[Task statement] Examine the entries and show every line in which the word "module" is found.

┄┄┄┄┄┄┄┄┄┄

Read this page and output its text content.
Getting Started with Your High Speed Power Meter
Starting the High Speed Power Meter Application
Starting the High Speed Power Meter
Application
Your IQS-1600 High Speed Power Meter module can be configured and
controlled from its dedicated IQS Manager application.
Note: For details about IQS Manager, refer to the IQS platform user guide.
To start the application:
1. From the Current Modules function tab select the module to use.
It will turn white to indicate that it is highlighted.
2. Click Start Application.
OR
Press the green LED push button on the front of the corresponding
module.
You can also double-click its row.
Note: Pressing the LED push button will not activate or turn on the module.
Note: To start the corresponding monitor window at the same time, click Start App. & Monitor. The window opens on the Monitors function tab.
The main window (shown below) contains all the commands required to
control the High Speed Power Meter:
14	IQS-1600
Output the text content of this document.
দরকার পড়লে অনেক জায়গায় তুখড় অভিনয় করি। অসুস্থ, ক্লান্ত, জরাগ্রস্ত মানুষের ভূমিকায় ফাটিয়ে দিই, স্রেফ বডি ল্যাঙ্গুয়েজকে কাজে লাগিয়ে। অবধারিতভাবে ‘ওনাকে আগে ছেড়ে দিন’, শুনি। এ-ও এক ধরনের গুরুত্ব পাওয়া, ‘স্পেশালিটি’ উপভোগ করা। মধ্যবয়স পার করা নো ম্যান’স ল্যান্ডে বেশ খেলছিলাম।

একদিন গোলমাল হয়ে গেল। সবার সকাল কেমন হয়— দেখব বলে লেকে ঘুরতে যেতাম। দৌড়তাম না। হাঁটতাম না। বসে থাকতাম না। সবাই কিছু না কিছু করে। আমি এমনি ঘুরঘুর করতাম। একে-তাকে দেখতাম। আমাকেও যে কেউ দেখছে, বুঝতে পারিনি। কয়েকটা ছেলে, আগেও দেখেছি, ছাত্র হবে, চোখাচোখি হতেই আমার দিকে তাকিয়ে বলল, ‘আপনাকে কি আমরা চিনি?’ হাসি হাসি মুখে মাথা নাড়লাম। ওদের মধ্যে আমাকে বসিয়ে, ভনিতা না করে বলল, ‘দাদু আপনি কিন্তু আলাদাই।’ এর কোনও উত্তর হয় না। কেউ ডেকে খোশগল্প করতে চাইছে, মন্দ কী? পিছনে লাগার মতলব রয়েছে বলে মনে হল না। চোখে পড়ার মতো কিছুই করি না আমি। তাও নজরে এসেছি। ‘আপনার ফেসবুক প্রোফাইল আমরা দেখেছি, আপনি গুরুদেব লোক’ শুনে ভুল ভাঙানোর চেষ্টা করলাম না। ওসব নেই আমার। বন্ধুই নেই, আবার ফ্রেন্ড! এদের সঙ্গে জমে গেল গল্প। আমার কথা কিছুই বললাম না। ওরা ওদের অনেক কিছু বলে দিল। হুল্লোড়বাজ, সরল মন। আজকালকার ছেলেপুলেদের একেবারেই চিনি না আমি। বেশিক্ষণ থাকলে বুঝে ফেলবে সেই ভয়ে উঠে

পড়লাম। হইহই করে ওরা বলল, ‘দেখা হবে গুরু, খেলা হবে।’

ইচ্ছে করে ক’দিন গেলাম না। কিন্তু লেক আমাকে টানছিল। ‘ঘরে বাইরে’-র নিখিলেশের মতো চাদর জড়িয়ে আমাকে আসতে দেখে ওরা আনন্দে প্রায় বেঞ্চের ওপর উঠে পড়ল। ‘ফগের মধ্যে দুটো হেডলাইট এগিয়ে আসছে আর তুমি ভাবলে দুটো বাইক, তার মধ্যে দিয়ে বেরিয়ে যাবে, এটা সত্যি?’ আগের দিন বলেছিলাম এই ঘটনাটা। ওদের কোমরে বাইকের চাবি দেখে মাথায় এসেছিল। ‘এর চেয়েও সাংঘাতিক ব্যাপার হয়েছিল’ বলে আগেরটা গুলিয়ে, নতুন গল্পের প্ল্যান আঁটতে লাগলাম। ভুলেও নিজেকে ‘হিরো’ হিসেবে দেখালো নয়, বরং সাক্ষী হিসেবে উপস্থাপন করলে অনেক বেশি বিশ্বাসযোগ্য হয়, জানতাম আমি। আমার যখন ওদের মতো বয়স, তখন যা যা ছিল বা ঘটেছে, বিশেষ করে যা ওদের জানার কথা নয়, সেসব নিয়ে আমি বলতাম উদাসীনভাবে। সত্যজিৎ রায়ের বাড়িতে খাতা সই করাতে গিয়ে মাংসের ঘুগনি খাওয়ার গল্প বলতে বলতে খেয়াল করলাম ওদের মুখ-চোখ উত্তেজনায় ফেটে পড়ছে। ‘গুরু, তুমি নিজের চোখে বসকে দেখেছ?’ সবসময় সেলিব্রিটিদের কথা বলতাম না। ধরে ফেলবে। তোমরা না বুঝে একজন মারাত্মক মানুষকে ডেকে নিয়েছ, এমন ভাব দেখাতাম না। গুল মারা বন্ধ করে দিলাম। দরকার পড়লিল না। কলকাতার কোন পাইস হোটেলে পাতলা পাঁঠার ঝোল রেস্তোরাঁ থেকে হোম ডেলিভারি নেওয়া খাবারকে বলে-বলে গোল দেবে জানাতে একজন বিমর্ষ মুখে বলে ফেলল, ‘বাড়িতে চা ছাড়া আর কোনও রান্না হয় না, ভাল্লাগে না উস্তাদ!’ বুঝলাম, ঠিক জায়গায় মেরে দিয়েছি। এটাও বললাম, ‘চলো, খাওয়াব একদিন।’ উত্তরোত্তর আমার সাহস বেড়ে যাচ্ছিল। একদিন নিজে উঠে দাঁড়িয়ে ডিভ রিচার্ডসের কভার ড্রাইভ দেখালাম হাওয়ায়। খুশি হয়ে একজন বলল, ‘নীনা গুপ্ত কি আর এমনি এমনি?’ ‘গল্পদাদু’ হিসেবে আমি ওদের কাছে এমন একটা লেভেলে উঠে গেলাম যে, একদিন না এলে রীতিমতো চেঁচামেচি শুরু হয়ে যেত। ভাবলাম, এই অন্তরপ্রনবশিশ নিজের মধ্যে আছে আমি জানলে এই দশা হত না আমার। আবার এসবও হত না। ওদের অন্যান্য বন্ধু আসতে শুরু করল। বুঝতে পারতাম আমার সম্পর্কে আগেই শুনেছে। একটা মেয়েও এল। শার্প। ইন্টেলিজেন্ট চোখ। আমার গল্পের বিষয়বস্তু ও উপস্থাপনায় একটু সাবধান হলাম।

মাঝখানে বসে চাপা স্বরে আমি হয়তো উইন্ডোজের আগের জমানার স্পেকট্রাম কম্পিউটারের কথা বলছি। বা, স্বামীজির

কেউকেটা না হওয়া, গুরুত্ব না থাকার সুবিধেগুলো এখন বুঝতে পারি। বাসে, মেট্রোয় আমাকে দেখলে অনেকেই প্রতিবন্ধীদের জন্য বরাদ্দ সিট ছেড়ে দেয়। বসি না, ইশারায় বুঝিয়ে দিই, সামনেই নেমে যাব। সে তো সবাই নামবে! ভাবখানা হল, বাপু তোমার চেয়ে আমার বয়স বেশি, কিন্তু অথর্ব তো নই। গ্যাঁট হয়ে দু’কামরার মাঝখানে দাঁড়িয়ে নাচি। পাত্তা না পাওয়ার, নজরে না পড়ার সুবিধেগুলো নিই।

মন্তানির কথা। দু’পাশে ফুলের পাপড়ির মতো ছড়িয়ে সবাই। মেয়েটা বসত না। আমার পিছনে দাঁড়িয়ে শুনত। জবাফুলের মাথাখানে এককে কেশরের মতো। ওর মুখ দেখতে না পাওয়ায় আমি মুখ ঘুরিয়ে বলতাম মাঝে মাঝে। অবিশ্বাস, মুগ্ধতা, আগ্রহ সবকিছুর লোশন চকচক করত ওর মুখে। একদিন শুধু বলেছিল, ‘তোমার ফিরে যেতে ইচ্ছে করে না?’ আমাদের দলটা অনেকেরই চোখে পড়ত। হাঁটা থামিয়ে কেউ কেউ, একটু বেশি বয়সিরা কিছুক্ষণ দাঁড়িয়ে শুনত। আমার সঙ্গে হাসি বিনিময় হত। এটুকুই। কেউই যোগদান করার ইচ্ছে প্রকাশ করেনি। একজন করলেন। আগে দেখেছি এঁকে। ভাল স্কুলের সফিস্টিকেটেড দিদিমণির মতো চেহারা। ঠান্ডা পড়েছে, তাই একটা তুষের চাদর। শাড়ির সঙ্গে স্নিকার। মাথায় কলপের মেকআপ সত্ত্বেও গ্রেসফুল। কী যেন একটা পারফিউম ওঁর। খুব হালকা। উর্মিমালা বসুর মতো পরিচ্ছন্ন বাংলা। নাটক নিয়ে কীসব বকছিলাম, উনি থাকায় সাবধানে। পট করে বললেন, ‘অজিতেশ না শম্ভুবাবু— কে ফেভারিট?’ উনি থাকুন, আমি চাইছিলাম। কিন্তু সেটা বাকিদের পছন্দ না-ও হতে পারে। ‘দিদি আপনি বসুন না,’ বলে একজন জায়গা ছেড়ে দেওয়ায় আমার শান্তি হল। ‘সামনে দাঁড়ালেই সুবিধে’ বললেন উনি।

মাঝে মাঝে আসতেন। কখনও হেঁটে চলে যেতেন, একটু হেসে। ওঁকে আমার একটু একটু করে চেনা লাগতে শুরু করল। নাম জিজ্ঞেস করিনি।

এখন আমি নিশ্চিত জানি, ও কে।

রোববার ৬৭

┄┄┄┄┄┄┄┄┄┄

[Right answer]
Your IQS-1600 High Speed Power Meter module can be configured and
1. From the Current Modules function tab select the module to use.
module.
Note: Pressing the LED push button will not activate or turn on the module.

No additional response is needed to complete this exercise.